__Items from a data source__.
⟨

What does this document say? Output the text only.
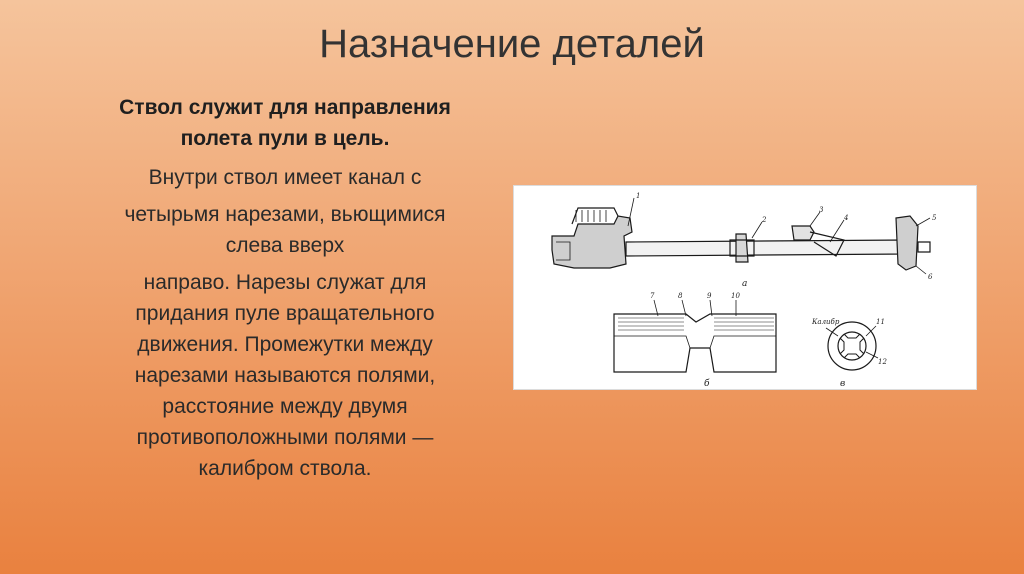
Назначение деталей
Ствол служит для направления
полета пули в цель.
Внутри ствол имеет канал с
четырьмя нарезами, вьющимися
слева вверх
направо. Нарезы служат для
придания пуле вращательного
движения. Промежутки между
нарезами называются полями,
расстояние между двумя
противоположными полями —
калибром ствола.
1
2
3
4	5
6
а
7	8	9	10
б
Калибр	11
12
в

⟩

__YOUR GOAL__. Retype each record exactly as it stands, but do not include the pictures.

__SOLUTION FOR THIS EXERCISE__.
What does this document say? Output the text only.
Назначение деталей
Ствол служит для направления
полета пули в цель.
Внутри ствол имеет канал с
четырьмя нарезами, вьющимися
слева вверх
направо. Нарезы служат для
придания пуле вращательного
движения. Промежутки между
нарезами называются полями,
расстояние между двумя
противоположными полями —
калибром ствола.
1
2
3
4	5
6
а
7	8	9	10
б
Калибр	11
12
в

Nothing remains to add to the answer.